» SET PROBLEM
Would you transcribe the listing that follows, character for character, and omit its images?

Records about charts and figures
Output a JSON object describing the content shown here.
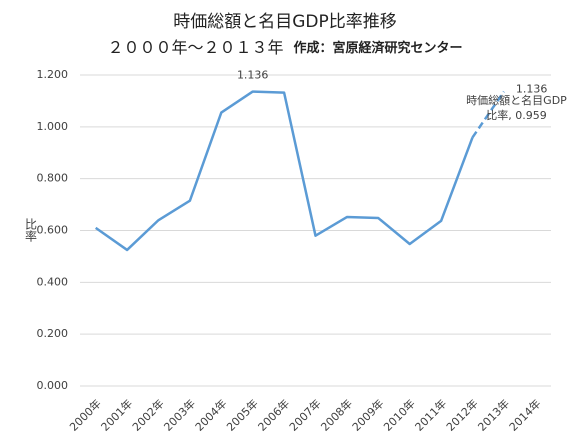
{
  "chart_data": {
    "type": "line",
    "title": "時価総額と名目GDP比率推移",
    "subtitle": "２０００年～２０１３年",
    "source": "作成：宮原経済研究センター",
    "y_label": "比率",
    "categories": [
      "2000年",
      "2001年",
      "2002年",
      "2003年",
      "2004年",
      "2005年",
      "2006年",
      "2007年",
      "2008年",
      "2009年",
      "2010年",
      "2011年",
      "2012年",
      "2013年",
      "2014年"
    ],
    "series": [
      {
        "name": "時価総額と名目GDP比率",
        "color": "#5b9bd5",
        "values": [
          0.61,
          0.525,
          0.64,
          0.715,
          1.055,
          1.136,
          1.132,
          0.58,
          0.652,
          0.648,
          0.548,
          0.637,
          0.959,
          1.136,
          null
        ],
        "value_labels": [
          null,
          null,
          null,
          null,
          null,
          "1.136",
          null,
          null,
          null,
          null,
          null,
          null,
          "時価総額と名目GDP比率, 0.959",
          "1.136",
          null
        ],
        "dashed_from": "2012年"
      }
    ],
    "ylim": [
      0,
      1.2
    ],
    "yticks": [
      {
        "value": 0,
        "label": "0.000"
      },
      {
        "value": 0.2,
        "label": "0.200"
      },
      {
        "value": 0.4,
        "label": "0.400"
      },
      {
        "value": 0.6,
        "label": "0.600"
      },
      {
        "value": 0.8,
        "label": "0.800"
      },
      {
        "value": 1,
        "label": "1.000"
      },
      {
        "value": 1.2,
        "label": "1.200"
      }
    ],
    "grid": true
  }
}
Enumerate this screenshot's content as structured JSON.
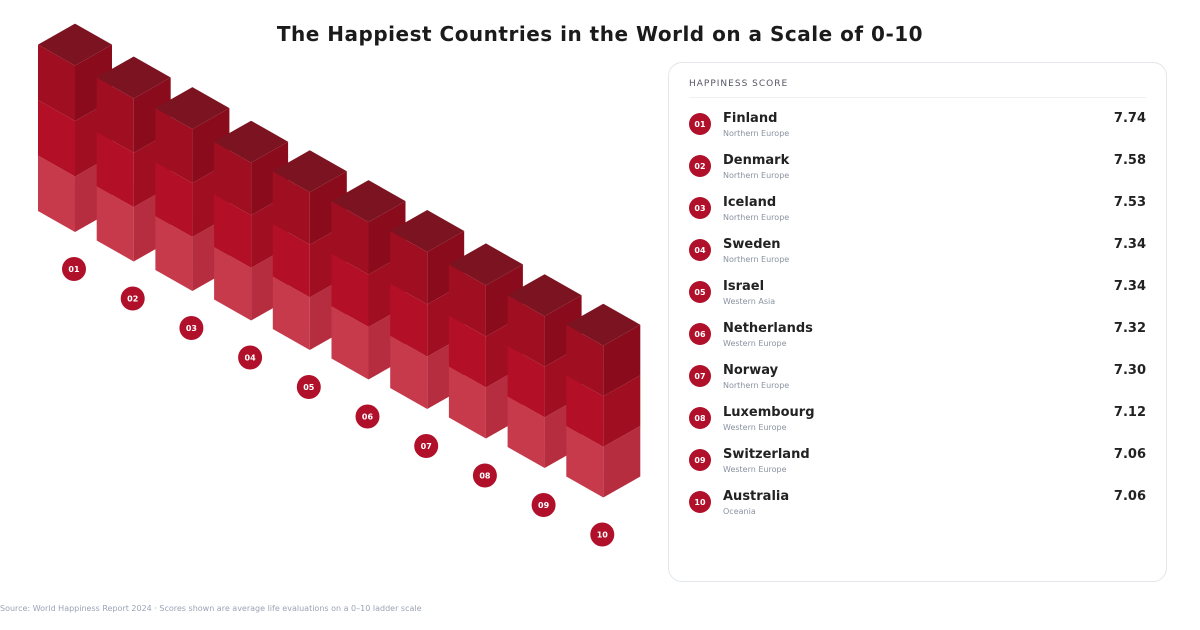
{
  "page": {
    "title": "The Happiest Countries in the World on a Scale of 0-10",
    "footer": "Source: World Happiness Report 2024 · Scores shown are average life evaluations on a 0–10 ladder scale"
  },
  "card": {
    "header": "HAPPINESS SCORE",
    "rows": [
      {
        "rank": "01",
        "country": "Finland",
        "region": "Northern Europe",
        "score": "7.74"
      },
      {
        "rank": "02",
        "country": "Denmark",
        "region": "Northern Europe",
        "score": "7.58"
      },
      {
        "rank": "03",
        "country": "Iceland",
        "region": "Northern Europe",
        "score": "7.53"
      },
      {
        "rank": "04",
        "country": "Sweden",
        "region": "Northern Europe",
        "score": "7.34"
      },
      {
        "rank": "05",
        "country": "Israel",
        "region": "Western Asia",
        "score": "7.34"
      },
      {
        "rank": "06",
        "country": "Netherlands",
        "region": "Western Europe",
        "score": "7.32"
      },
      {
        "rank": "07",
        "country": "Norway",
        "region": "Northern Europe",
        "score": "7.30"
      },
      {
        "rank": "08",
        "country": "Luxembourg",
        "region": "Western Europe",
        "score": "7.12"
      },
      {
        "rank": "09",
        "country": "Switzerland",
        "region": "Western Europe",
        "score": "7.06"
      },
      {
        "rank": "10",
        "country": "Australia",
        "region": "Oceania",
        "score": "7.06"
      }
    ]
  },
  "colors": {
    "top": "#7b1420",
    "left_shades": [
      "#a00e21",
      "#b30f26",
      "#c63a4b"
    ],
    "right_shades": [
      "#8a0c1c",
      "#a00e21",
      "#b52d3f"
    ],
    "badge": "#b1102b"
  },
  "chart_data": {
    "type": "bar",
    "title": "The Happiest Countries in the World on a Scale of 0-10",
    "categories": [
      "01",
      "02",
      "03",
      "04",
      "05",
      "06",
      "07",
      "08",
      "09",
      "10"
    ],
    "values": [
      7.74,
      7.58,
      7.53,
      7.34,
      7.34,
      7.32,
      7.3,
      7.12,
      7.06,
      7.06
    ],
    "ylim": [
      0,
      10
    ],
    "grid": false
  }
}
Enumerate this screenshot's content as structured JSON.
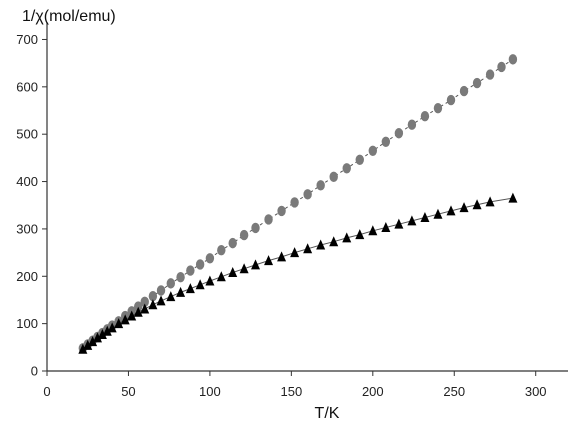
{
  "chart_data": {
    "type": "scatter",
    "title": "",
    "xlabel": "T/K",
    "ylabel": "1/χ(mol/emu)",
    "xlim": [
      0,
      310
    ],
    "ylim": [
      0,
      720
    ],
    "xticks": [
      0,
      50,
      100,
      150,
      200,
      250,
      300
    ],
    "yticks": [
      0,
      100,
      200,
      300,
      400,
      500,
      600,
      700
    ],
    "xtick_labels": [
      "0",
      "50",
      "100",
      "150",
      "200",
      "250",
      "300"
    ],
    "ytick_labels": [
      "0",
      "100",
      "200",
      "300",
      "400",
      "500",
      "600",
      "700"
    ],
    "grid": false,
    "series": [
      {
        "marker": "circle",
        "color": "#7a7a7a",
        "fit_line": true,
        "points": [
          [
            22,
            48
          ],
          [
            25,
            56
          ],
          [
            28,
            64
          ],
          [
            31,
            72
          ],
          [
            34,
            80
          ],
          [
            37,
            88
          ],
          [
            40,
            96
          ],
          [
            44,
            105
          ],
          [
            48,
            116
          ],
          [
            52,
            126
          ],
          [
            56,
            136
          ],
          [
            60,
            146
          ],
          [
            65,
            158
          ],
          [
            70,
            170
          ],
          [
            76,
            185
          ],
          [
            82,
            198
          ],
          [
            88,
            212
          ],
          [
            94,
            225
          ],
          [
            100,
            238
          ],
          [
            107,
            255
          ],
          [
            114,
            270
          ],
          [
            121,
            287
          ],
          [
            128,
            302
          ],
          [
            136,
            320
          ],
          [
            144,
            338
          ],
          [
            152,
            356
          ],
          [
            160,
            373
          ],
          [
            168,
            392
          ],
          [
            176,
            410
          ],
          [
            184,
            428
          ],
          [
            192,
            446
          ],
          [
            200,
            465
          ],
          [
            208,
            484
          ],
          [
            216,
            502
          ],
          [
            224,
            520
          ],
          [
            232,
            538
          ],
          [
            240,
            555
          ],
          [
            248,
            572
          ],
          [
            256,
            591
          ],
          [
            264,
            608
          ],
          [
            272,
            626
          ],
          [
            279,
            642
          ],
          [
            286,
            658
          ]
        ]
      },
      {
        "marker": "triangle",
        "color": "#000000",
        "fit_line": true,
        "points": [
          [
            22,
            46
          ],
          [
            25,
            54
          ],
          [
            28,
            62
          ],
          [
            31,
            70
          ],
          [
            34,
            77
          ],
          [
            37,
            84
          ],
          [
            40,
            91
          ],
          [
            44,
            100
          ],
          [
            48,
            108
          ],
          [
            52,
            116
          ],
          [
            56,
            124
          ],
          [
            60,
            131
          ],
          [
            65,
            140
          ],
          [
            70,
            148
          ],
          [
            76,
            157
          ],
          [
            82,
            166
          ],
          [
            88,
            174
          ],
          [
            94,
            182
          ],
          [
            100,
            190
          ],
          [
            107,
            199
          ],
          [
            114,
            208
          ],
          [
            121,
            216
          ],
          [
            128,
            224
          ],
          [
            136,
            233
          ],
          [
            144,
            241
          ],
          [
            152,
            250
          ],
          [
            160,
            258
          ],
          [
            168,
            266
          ],
          [
            176,
            273
          ],
          [
            184,
            281
          ],
          [
            192,
            288
          ],
          [
            200,
            296
          ],
          [
            208,
            303
          ],
          [
            216,
            310
          ],
          [
            224,
            317
          ],
          [
            232,
            324
          ],
          [
            240,
            331
          ],
          [
            248,
            338
          ],
          [
            256,
            345
          ],
          [
            264,
            351
          ],
          [
            272,
            357
          ],
          [
            286,
            365
          ]
        ]
      }
    ]
  }
}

» RESPONSE TO THIS EXERCISE
Output a JSON object describing the content shown here.
{
  "chart_data": {
    "type": "line",
    "title": "時価総額と名目GDP比率推移",
    "subtitle": "２０００年～２０１３年",
    "source": "作成：宮原経済研究センター",
    "y_label": "比率",
    "categories": [
      "2000年",
      "2001年",
      "2002年",
      "2003年",
      "2004年",
      "2005年",
      "2006年",
      "2007年",
      "2008年",
      "2009年",
      "2010年",
      "2011年",
      "2012年",
      "2013年",
      "2014年"
    ],
    "series": [
      {
        "name": "時価総額と名目GDP比率",
        "color": "#5b9bd5",
        "values": [
          0.61,
          0.525,
          0.64,
          0.715,
          1.055,
          1.136,
          1.132,
          0.58,
          0.652,
          0.648,
          0.548,
          0.637,
          0.959,
          1.136,
          null
        ],
        "value_labels": [
          null,
          null,
          null,
          null,
          null,
          "1.136",
          null,
          null,
          null,
          null,
          null,
          null,
          "時価総額と名目GDP比率, 0.959",
          "1.136",
          null
        ],
        "dashed_from": "2012年"
      }
    ],
    "ylim": [
      0,
      1.2
    ],
    "yticks": [
      {
        "value": 0,
        "label": "0.000"
      },
      {
        "value": 0.2,
        "label": "0.200"
      },
      {
        "value": 0.4,
        "label": "0.400"
      },
      {
        "value": 0.6,
        "label": "0.600"
      },
      {
        "value": 0.8,
        "label": "0.800"
      },
      {
        "value": 1,
        "label": "1.000"
      },
      {
        "value": 1.2,
        "label": "1.200"
      }
    ],
    "grid": true
  }
}
Enumerate this screenshot's content as structured JSON.
{
  "page": {
    "title": "The Happiest Countries in the World on a Scale of 0-10",
    "footer": "Source: World Happiness Report 2024 · Scores shown are average life evaluations on a 0–10 ladder scale"
  },
  "card": {
    "header": "HAPPINESS SCORE",
    "rows": [
      {
        "rank": "01",
        "country": "Finland",
        "region": "Northern Europe",
        "score": "7.74"
      },
      {
        "rank": "02",
        "country": "Denmark",
        "region": "Northern Europe",
        "score": "7.58"
      },
      {
        "rank": "03",
        "country": "Iceland",
        "region": "Northern Europe",
        "score": "7.53"
      },
      {
        "rank": "04",
        "country": "Sweden",
        "region": "Northern Europe",
        "score": "7.34"
      },
      {
        "rank": "05",
        "country": "Israel",
        "region": "Western Asia",
        "score": "7.34"
      },
      {
        "rank": "06",
        "country": "Netherlands",
        "region": "Western Europe",
        "score": "7.32"
      },
      {
        "rank": "07",
        "country": "Norway",
        "region": "Northern Europe",
        "score": "7.30"
      },
      {
        "rank": "08",
        "country": "Luxembourg",
        "region": "Western Europe",
        "score": "7.12"
      },
      {
        "rank": "09",
        "country": "Switzerland",
        "region": "Western Europe",
        "score": "7.06"
      },
      {
        "rank": "10",
        "country": "Australia",
        "region": "Oceania",
        "score": "7.06"
      }
    ]
  },
  "colors": {
    "top": "#7b1420",
    "left_shades": [
      "#a00e21",
      "#b30f26",
      "#c63a4b"
    ],
    "right_shades": [
      "#8a0c1c",
      "#a00e21",
      "#b52d3f"
    ],
    "badge": "#b1102b"
  },
  "chart_data": {
    "type": "bar",
    "title": "The Happiest Countries in the World on a Scale of 0-10",
    "categories": [
      "01",
      "02",
      "03",
      "04",
      "05",
      "06",
      "07",
      "08",
      "09",
      "10"
    ],
    "values": [
      7.74,
      7.58,
      7.53,
      7.34,
      7.34,
      7.32,
      7.3,
      7.12,
      7.06,
      7.06
    ],
    "ylim": [
      0,
      10
    ],
    "grid": false
  }
}
Enumerate this screenshot's content as structured JSON.
{
  "chart_data": {
    "type": "scatter",
    "title": "",
    "xlabel": "T/K",
    "ylabel": "1/χ(mol/emu)",
    "xlim": [
      0,
      310
    ],
    "ylim": [
      0,
      720
    ],
    "xticks": [
      0,
      50,
      100,
      150,
      200,
      250,
      300
    ],
    "yticks": [
      0,
      100,
      200,
      300,
      400,
      500,
      600,
      700
    ],
    "xtick_labels": [
      "0",
      "50",
      "100",
      "150",
      "200",
      "250",
      "300"
    ],
    "ytick_labels": [
      "0",
      "100",
      "200",
      "300",
      "400",
      "500",
      "600",
      "700"
    ],
    "grid": false,
    "series": [
      {
        "marker": "circle",
        "color": "#7a7a7a",
        "fit_line": true,
        "points": [
          [
            22,
            48
          ],
          [
            25,
            56
          ],
          [
            28,
            64
          ],
          [
            31,
            72
          ],
          [
            34,
            80
          ],
          [
            37,
            88
          ],
          [
            40,
            96
          ],
          [
            44,
            105
          ],
          [
            48,
            116
          ],
          [
            52,
            126
          ],
          [
            56,
            136
          ],
          [
            60,
            146
          ],
          [
            65,
            158
          ],
          [
            70,
            170
          ],
          [
            76,
            185
          ],
          [
            82,
            198
          ],
          [
            88,
            212
          ],
          [
            94,
            225
          ],
          [
            100,
            238
          ],
          [
            107,
            255
          ],
          [
            114,
            270
          ],
          [
            121,
            287
          ],
          [
            128,
            302
          ],
          [
            136,
            320
          ],
          [
            144,
            338
          ],
          [
            152,
            356
          ],
          [
            160,
            373
          ],
          [
            168,
            392
          ],
          [
            176,
            410
          ],
          [
            184,
            428
          ],
          [
            192,
            446
          ],
          [
            200,
            465
          ],
          [
            208,
            484
          ],
          [
            216,
            502
          ],
          [
            224,
            520
          ],
          [
            232,
            538
          ],
          [
            240,
            555
          ],
          [
            248,
            572
          ],
          [
            256,
            591
          ],
          [
            264,
            608
          ],
          [
            272,
            626
          ],
          [
            279,
            642
          ],
          [
            286,
            658
          ]
        ]
      },
      {
        "marker": "triangle",
        "color": "#000000",
        "fit_line": true,
        "points": [
          [
            22,
            46
          ],
          [
            25,
            54
          ],
          [
            28,
            62
          ],
          [
            31,
            70
          ],
          [
            34,
            77
          ],
          [
            37,
            84
          ],
          [
            40,
            91
          ],
          [
            44,
            100
          ],
          [
            48,
            108
          ],
          [
            52,
            116
          ],
          [
            56,
            124
          ],
          [
            60,
            131
          ],
          [
            65,
            140
          ],
          [
            70,
            148
          ],
          [
            76,
            157
          ],
          [
            82,
            166
          ],
          [
            88,
            174
          ],
          [
            94,
            182
          ],
          [
            100,
            190
          ],
          [
            107,
            199
          ],
          [
            114,
            208
          ],
          [
            121,
            216
          ],
          [
            128,
            224
          ],
          [
            136,
            233
          ],
          [
            144,
            241
          ],
          [
            152,
            250
          ],
          [
            160,
            258
          ],
          [
            168,
            266
          ],
          [
            176,
            273
          ],
          [
            184,
            281
          ],
          [
            192,
            288
          ],
          [
            200,
            296
          ],
          [
            208,
            303
          ],
          [
            216,
            310
          ],
          [
            224,
            317
          ],
          [
            232,
            324
          ],
          [
            240,
            331
          ],
          [
            248,
            338
          ],
          [
            256,
            345
          ],
          [
            264,
            351
          ],
          [
            272,
            357
          ],
          [
            286,
            365
          ]
        ]
      }
    ]
  }
}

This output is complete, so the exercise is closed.